WRITTEN TASK
Please pull every line from the records below that contains the string "logo" and copy each one out. Case counts.

═══

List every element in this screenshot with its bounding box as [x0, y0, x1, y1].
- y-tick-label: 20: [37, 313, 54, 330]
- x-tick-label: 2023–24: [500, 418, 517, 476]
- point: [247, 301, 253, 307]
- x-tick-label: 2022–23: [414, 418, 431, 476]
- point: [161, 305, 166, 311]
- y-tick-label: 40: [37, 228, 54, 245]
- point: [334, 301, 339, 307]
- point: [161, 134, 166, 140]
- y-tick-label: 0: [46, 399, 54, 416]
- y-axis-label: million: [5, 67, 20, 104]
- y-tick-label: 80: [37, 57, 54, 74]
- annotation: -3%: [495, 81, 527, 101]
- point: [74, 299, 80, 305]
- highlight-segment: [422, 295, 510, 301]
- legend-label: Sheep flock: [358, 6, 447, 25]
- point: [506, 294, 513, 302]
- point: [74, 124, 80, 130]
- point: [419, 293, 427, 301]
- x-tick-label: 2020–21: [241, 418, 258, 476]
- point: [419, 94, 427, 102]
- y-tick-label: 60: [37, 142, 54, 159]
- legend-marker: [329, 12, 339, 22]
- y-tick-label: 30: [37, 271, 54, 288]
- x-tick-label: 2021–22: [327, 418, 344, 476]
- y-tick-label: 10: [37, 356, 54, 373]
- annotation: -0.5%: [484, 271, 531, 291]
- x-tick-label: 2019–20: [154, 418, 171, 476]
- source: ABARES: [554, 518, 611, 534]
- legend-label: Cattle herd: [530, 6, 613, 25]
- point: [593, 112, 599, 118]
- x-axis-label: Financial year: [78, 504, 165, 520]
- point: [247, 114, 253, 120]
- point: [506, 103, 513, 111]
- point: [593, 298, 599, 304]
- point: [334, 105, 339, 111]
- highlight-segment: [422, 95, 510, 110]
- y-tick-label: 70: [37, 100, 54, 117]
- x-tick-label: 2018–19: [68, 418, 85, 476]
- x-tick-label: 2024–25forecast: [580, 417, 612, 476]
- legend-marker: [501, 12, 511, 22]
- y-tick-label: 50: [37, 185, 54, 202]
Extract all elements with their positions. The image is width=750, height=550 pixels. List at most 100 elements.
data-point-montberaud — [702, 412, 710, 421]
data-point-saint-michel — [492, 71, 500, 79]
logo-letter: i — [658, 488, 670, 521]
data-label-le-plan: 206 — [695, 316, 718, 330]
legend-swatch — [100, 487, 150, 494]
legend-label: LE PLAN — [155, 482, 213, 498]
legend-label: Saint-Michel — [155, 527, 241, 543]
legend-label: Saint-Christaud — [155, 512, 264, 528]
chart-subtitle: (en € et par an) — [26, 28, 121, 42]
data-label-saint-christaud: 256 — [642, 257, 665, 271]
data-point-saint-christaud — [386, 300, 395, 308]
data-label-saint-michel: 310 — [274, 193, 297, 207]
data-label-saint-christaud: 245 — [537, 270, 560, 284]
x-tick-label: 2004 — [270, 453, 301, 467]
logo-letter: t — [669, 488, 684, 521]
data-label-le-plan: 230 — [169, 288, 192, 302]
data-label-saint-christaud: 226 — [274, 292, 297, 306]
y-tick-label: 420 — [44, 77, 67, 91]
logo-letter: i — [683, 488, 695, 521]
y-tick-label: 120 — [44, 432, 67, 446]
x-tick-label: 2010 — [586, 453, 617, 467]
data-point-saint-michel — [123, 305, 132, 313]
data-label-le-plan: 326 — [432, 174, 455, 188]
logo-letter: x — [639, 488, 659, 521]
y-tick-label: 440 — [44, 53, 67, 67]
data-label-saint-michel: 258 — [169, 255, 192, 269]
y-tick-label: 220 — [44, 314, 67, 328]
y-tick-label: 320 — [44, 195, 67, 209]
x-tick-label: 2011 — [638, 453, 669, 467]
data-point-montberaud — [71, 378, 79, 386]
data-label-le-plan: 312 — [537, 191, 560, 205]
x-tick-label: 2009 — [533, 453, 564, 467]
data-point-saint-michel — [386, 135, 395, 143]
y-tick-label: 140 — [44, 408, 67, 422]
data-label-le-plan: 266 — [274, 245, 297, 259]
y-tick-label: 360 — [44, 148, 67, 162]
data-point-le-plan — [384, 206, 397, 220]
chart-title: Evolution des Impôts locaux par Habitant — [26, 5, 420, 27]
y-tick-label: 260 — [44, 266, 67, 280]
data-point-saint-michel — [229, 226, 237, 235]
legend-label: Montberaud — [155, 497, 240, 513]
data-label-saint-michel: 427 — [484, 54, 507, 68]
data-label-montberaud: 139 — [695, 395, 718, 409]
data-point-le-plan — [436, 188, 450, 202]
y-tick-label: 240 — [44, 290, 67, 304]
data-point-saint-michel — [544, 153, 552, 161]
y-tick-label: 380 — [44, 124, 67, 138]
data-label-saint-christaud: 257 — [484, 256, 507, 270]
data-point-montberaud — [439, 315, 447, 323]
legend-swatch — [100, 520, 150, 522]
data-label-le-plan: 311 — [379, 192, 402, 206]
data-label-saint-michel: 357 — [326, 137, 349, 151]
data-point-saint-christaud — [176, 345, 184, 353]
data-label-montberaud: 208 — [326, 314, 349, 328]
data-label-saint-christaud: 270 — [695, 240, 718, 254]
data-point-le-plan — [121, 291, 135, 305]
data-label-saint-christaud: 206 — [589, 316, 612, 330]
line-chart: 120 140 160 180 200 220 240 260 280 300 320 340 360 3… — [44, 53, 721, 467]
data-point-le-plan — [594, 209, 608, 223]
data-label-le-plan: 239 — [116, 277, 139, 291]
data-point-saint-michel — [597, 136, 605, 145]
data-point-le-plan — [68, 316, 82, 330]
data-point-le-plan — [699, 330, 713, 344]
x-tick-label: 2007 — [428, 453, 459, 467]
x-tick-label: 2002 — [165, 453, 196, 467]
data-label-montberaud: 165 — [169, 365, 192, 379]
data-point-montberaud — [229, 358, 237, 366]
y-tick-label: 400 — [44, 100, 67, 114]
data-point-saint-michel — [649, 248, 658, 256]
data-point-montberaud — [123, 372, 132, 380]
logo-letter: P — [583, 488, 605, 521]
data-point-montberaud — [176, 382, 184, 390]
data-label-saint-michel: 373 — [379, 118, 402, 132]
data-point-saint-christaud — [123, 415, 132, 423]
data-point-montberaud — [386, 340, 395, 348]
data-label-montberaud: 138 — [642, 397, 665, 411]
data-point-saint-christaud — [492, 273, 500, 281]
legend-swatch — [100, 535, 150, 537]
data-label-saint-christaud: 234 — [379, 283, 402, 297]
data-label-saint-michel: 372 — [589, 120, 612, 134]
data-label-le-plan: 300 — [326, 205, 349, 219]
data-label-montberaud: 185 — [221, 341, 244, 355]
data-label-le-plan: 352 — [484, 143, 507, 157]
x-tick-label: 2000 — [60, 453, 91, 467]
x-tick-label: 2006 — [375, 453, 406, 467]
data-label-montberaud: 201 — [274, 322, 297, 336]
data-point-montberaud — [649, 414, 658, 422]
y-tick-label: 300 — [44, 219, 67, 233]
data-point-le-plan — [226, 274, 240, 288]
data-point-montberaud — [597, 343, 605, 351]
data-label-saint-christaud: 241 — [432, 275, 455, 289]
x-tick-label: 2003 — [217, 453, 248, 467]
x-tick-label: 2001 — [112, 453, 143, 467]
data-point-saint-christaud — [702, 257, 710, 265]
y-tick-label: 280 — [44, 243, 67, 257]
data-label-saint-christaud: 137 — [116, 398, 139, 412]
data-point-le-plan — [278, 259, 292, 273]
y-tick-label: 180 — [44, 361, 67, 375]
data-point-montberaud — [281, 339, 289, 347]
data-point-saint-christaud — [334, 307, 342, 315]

═══

RESULT OF THIS TASK
logo-letter: i — [658, 488, 670, 521]
logo-letter: t — [669, 488, 684, 521]
logo-letter: i — [683, 488, 695, 521]
logo-letter: x — [639, 488, 659, 521]
logo-letter: P — [583, 488, 605, 521]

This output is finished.